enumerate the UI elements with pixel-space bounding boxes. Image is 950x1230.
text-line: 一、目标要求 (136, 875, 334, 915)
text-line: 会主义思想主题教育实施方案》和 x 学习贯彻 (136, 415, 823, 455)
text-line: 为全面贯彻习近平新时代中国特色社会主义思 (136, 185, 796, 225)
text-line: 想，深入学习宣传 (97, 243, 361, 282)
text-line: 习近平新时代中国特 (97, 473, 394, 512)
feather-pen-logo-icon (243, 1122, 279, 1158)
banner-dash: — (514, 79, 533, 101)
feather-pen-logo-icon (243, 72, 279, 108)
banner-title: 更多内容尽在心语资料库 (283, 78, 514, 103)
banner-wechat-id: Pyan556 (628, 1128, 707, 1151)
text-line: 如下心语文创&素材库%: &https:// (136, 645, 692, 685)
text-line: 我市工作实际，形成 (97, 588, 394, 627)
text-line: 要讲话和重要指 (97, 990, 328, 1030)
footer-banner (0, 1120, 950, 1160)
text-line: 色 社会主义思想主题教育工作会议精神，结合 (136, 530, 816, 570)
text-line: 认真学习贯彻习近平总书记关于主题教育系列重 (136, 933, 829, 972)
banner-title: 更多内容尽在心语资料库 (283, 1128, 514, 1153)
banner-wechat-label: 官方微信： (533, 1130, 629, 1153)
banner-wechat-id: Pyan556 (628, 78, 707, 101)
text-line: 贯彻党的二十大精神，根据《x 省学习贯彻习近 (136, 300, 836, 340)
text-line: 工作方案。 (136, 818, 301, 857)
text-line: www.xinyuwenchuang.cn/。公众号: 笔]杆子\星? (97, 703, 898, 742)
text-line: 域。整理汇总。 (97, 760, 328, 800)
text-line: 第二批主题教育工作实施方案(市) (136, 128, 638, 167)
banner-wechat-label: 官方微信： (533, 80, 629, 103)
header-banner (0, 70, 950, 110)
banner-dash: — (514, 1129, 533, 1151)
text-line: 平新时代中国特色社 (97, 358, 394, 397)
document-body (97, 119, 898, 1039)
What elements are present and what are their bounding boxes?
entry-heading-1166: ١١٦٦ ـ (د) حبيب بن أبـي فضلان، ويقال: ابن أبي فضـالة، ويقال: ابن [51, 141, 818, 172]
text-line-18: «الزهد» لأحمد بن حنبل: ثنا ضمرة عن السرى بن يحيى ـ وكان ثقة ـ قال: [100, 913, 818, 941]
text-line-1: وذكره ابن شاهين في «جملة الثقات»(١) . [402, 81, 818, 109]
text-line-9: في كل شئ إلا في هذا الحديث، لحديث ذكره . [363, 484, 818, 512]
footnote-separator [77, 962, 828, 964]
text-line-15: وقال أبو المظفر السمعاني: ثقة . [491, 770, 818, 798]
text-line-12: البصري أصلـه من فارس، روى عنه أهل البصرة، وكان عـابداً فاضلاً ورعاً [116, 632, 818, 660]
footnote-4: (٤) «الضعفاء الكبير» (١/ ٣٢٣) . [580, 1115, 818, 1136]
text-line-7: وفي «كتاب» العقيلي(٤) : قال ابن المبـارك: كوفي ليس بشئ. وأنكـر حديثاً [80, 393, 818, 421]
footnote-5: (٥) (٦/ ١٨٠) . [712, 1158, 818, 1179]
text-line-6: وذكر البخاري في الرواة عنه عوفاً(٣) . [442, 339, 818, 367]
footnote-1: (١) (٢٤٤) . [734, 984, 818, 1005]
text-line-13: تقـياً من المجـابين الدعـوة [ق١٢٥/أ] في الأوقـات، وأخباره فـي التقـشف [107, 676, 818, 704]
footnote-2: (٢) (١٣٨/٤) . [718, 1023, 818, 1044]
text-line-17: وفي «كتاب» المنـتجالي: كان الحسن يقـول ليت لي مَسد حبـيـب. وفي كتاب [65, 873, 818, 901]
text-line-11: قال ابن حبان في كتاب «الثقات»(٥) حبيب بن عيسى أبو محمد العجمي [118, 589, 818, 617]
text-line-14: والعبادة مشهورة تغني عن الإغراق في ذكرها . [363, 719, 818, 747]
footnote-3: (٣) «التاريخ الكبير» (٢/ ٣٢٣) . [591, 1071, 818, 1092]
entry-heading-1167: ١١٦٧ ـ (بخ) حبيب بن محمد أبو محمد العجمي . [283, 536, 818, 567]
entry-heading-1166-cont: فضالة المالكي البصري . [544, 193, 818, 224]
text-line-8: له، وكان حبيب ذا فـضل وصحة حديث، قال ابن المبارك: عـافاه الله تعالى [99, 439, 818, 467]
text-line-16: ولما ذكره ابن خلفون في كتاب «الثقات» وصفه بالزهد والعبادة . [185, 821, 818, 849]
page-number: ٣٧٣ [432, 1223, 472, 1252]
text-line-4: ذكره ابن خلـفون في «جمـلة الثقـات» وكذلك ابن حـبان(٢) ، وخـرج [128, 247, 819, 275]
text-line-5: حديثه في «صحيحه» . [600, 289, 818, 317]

*Set exercise:* Reproduce all of the data above word for word, from its first line to its last.

*Correct answer:*
enumerate the UI elements with pixel-space bounding boxes. Image is 950x1230.
text-line: 一、目标要求 (136, 875, 334, 915)
text-line: 会主义思想主题教育实施方案》和 x 学习贯彻 (136, 415, 823, 455)
text-line: 为全面贯彻习近平新时代中国特色社会主义思 (136, 185, 796, 225)
text-line: 想，深入学习宣传 (97, 243, 361, 282)
text-line: 习近平新时代中国特 (97, 473, 394, 512)
feather-pen-logo-icon (243, 1122, 279, 1158)
banner-dash: — (514, 79, 533, 101)
feather-pen-logo-icon (243, 72, 279, 108)
banner-title: 更多内容尽在心语资料库 (283, 78, 514, 103)
banner-wechat-id: Pyan556 (628, 1128, 707, 1151)
text-line: 如下心语文创&素材库%: &https:// (136, 645, 692, 685)
text-line: 我市工作实际，形成 (97, 588, 394, 627)
text-line: 要讲话和重要指 (97, 990, 328, 1030)
footer-banner (0, 1120, 950, 1160)
text-line: 色 社会主义思想主题教育工作会议精神，结合 (136, 530, 816, 570)
text-line: 认真学习贯彻习近平总书记关于主题教育系列重 (136, 933, 829, 972)
banner-title: 更多内容尽在心语资料库 (283, 1128, 514, 1153)
banner-wechat-label: 官方微信： (533, 1130, 629, 1153)
banner-wechat-id: Pyan556 (628, 78, 707, 101)
text-line: 贯彻党的二十大精神，根据《x 省学习贯彻习近 (136, 300, 836, 340)
text-line: 工作方案。 (136, 818, 301, 857)
text-line: www.xinyuwenchuang.cn/。公众号: 笔]杆子\星? (97, 703, 898, 742)
text-line: 域。整理汇总。 (97, 760, 328, 800)
text-line: 第二批主题教育工作实施方案(市) (136, 128, 638, 167)
banner-wechat-label: 官方微信： (533, 80, 629, 103)
header-banner (0, 70, 950, 110)
banner-dash: — (514, 1129, 533, 1151)
text-line: 平新时代中国特色社 (97, 358, 394, 397)
document-body (97, 119, 898, 1039)
What elements are present and what are their bounding boxes?
entry-heading-1166: ١١٦٦ ـ (د) حبيب بن أبـي فضلان، ويقال: ابن أبي فضـالة، ويقال: ابن [51, 141, 818, 172]
text-line-18: «الزهد» لأحمد بن حنبل: ثنا ضمرة عن السرى بن يحيى ـ وكان ثقة ـ قال: [100, 913, 818, 941]
text-line-1: وذكره ابن شاهين في «جملة الثقات»(١) . [402, 81, 818, 109]
text-line-9: في كل شئ إلا في هذا الحديث، لحديث ذكره . [363, 484, 818, 512]
footnote-separator [77, 962, 828, 964]
text-line-15: وقال أبو المظفر السمعاني: ثقة . [491, 770, 818, 798]
text-line-12: البصري أصلـه من فارس، روى عنه أهل البصرة، وكان عـابداً فاضلاً ورعاً [116, 632, 818, 660]
footnote-4: (٤) «الضعفاء الكبير» (١/ ٣٢٣) . [580, 1115, 818, 1136]
text-line-7: وفي «كتاب» العقيلي(٤) : قال ابن المبـارك: كوفي ليس بشئ. وأنكـر حديثاً [80, 393, 818, 421]
footnote-5: (٥) (٦/ ١٨٠) . [712, 1158, 818, 1179]
text-line-6: وذكر البخاري في الرواة عنه عوفاً(٣) . [442, 339, 818, 367]
footnote-1: (١) (٢٤٤) . [734, 984, 818, 1005]
text-line-13: تقـياً من المجـابين الدعـوة [ق١٢٥/أ] في الأوقـات، وأخباره فـي التقـشف [107, 676, 818, 704]
footnote-2: (٢) (١٣٨/٤) . [718, 1023, 818, 1044]
text-line-17: وفي «كتاب» المنـتجالي: كان الحسن يقـول ليت لي مَسد حبـيـب. وفي كتاب [65, 873, 818, 901]
text-line-11: قال ابن حبان في كتاب «الثقات»(٥) حبيب بن عيسى أبو محمد العجمي [118, 589, 818, 617]
text-line-14: والعبادة مشهورة تغني عن الإغراق في ذكرها . [363, 719, 818, 747]
footnote-3: (٣) «التاريخ الكبير» (٢/ ٣٢٣) . [591, 1071, 818, 1092]
entry-heading-1167: ١١٦٧ ـ (بخ) حبيب بن محمد أبو محمد العجمي . [283, 536, 818, 567]
entry-heading-1166-cont: فضالة المالكي البصري . [544, 193, 818, 224]
text-line-8: له، وكان حبيب ذا فـضل وصحة حديث، قال ابن المبارك: عـافاه الله تعالى [99, 439, 818, 467]
text-line-16: ولما ذكره ابن خلفون في كتاب «الثقات» وصفه بالزهد والعبادة . [185, 821, 818, 849]
page-number: ٣٧٣ [432, 1223, 472, 1252]
text-line-4: ذكره ابن خلـفون في «جمـلة الثقـات» وكذلك ابن حـبان(٢) ، وخـرج [128, 247, 819, 275]
text-line-5: حديثه في «صحيحه» . [600, 289, 818, 317]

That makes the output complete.